[EXTRACTED ENTRIES]
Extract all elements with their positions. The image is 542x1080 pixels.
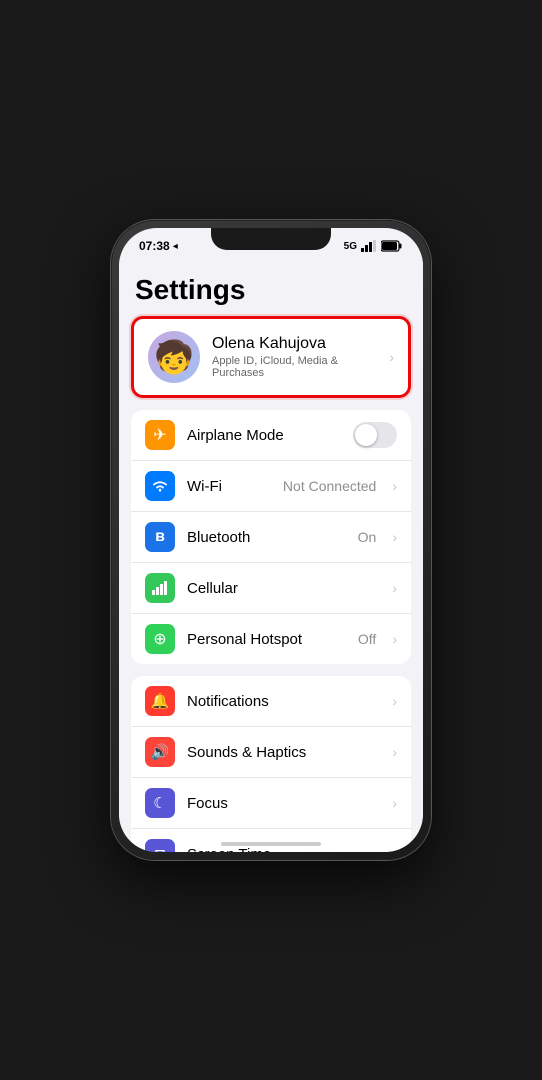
screentime-icon: ⊠ [154, 846, 166, 853]
settings-row-hotspot[interactable]: ⊕ Personal Hotspot Off › [131, 614, 411, 664]
sounds-label: Sounds & Haptics [187, 744, 380, 761]
network-type: 5G [344, 241, 357, 252]
wifi-icon [151, 479, 169, 493]
phone-screen: 07:38 ◂ 5G [119, 228, 423, 852]
settings-group-network: ✈ Airplane Mode [131, 410, 411, 664]
bluetooth-chevron: › [392, 529, 397, 545]
settings-row-wifi[interactable]: Wi-Fi Not Connected › [131, 461, 411, 512]
screentime-chevron: › [392, 846, 397, 852]
notifications-icon-box: 🔔 [145, 686, 175, 716]
hotspot-icon: ⊕ [153, 629, 166, 649]
profile-subtitle: Apple ID, iCloud, Media & Purchases [212, 355, 377, 379]
bluetooth-icon-box: ʙ [145, 522, 175, 552]
bluetooth-label: Bluetooth [187, 529, 346, 546]
hotspot-icon-box: ⊕ [145, 624, 175, 654]
home-indicator [221, 842, 321, 846]
phone-frame: 07:38 ◂ 5G [111, 220, 431, 860]
signal-icon [361, 240, 377, 252]
focus-label: Focus [187, 795, 380, 812]
cellular-icon-box [145, 573, 175, 603]
settings-row-focus[interactable]: ☾ Focus › [131, 778, 411, 829]
focus-icon: ☾ [153, 794, 166, 812]
wifi-label: Wi-Fi [187, 478, 271, 495]
profile-name: Olena Kahujova [212, 335, 377, 353]
profile-chevron: › [389, 349, 394, 365]
screentime-label: Screen Time [187, 846, 380, 853]
profile-card[interactable]: 🧒 Olena Kahujova Apple ID, iCloud, Media… [131, 316, 411, 398]
hotspot-chevron: › [392, 631, 397, 647]
hotspot-value: Off [358, 631, 376, 647]
settings-row-airplane-mode[interactable]: ✈ Airplane Mode [131, 410, 411, 461]
wifi-chevron: › [392, 478, 397, 494]
settings-group-notifications: 🔔 Notifications › 🔊 Sounds & Haptics › [131, 676, 411, 852]
wifi-icon-box [145, 471, 175, 501]
notch [211, 228, 331, 250]
avatar-emoji: 🧒 [154, 338, 194, 376]
screen-content[interactable]: Settings 🧒 Olena Kahujova Apple ID, iClo… [119, 258, 423, 852]
cellular-label: Cellular [187, 580, 380, 597]
page-title: Settings [119, 258, 423, 316]
settings-row-cellular[interactable]: Cellular › [131, 563, 411, 614]
airplane-mode-icon: ✈ [145, 420, 175, 450]
sounds-icon-box: 🔊 [145, 737, 175, 767]
notifications-label: Notifications [187, 693, 380, 710]
focus-icon-box: ☾ [145, 788, 175, 818]
notifications-chevron: › [392, 693, 397, 709]
avatar: 🧒 [148, 331, 200, 383]
bluetooth-icon: ʙ [155, 528, 165, 546]
sounds-chevron: › [392, 744, 397, 760]
airplane-mode-toggle[interactable] [353, 422, 397, 448]
settings-row-bluetooth[interactable]: ʙ Bluetooth On › [131, 512, 411, 563]
focus-chevron: › [392, 795, 397, 811]
cellular-chevron: › [392, 580, 397, 596]
profile-info: Olena Kahujova Apple ID, iCloud, Media &… [212, 335, 377, 379]
wifi-value: Not Connected [283, 478, 376, 494]
screentime-icon-box: ⊠ [145, 839, 175, 852]
status-time: 07:38 [139, 239, 170, 253]
settings-row-screentime[interactable]: ⊠ Screen Time › [131, 829, 411, 852]
airplane-mode-label: Airplane Mode [187, 427, 341, 444]
notifications-icon: 🔔 [151, 692, 170, 710]
settings-row-sounds[interactable]: 🔊 Sounds & Haptics › [131, 727, 411, 778]
battery-icon [381, 240, 403, 252]
status-right: 5G [344, 240, 403, 252]
location-icon: ◂ [173, 241, 178, 252]
sounds-icon: 🔊 [151, 743, 170, 761]
cellular-icon [152, 581, 168, 595]
hotspot-label: Personal Hotspot [187, 631, 346, 648]
settings-row-notifications[interactable]: 🔔 Notifications › [131, 676, 411, 727]
toggle-thumb [355, 424, 377, 446]
bluetooth-value: On [358, 529, 377, 545]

[WORK TO DO] Could you write out everything in the material from the line containing "screentime-icon: ⊠ [154, 846, 166, 853]" down to the line containing "bluetooth-chevron: › [392, 529, 397, 545]", with both of those lines included and each line reproduced character for character?

[EXERCISE RESPONSE]
screentime-icon: ⊠ [154, 846, 166, 853]
settings-row-hotspot[interactable]: ⊕ Personal Hotspot Off › [131, 614, 411, 664]
sounds-label: Sounds & Haptics [187, 744, 380, 761]
network-type: 5G [344, 241, 357, 252]
wifi-icon [151, 479, 169, 493]
phone-screen: 07:38 ◂ 5G [119, 228, 423, 852]
settings-group-network: ✈ Airplane Mode [131, 410, 411, 664]
bluetooth-chevron: › [392, 529, 397, 545]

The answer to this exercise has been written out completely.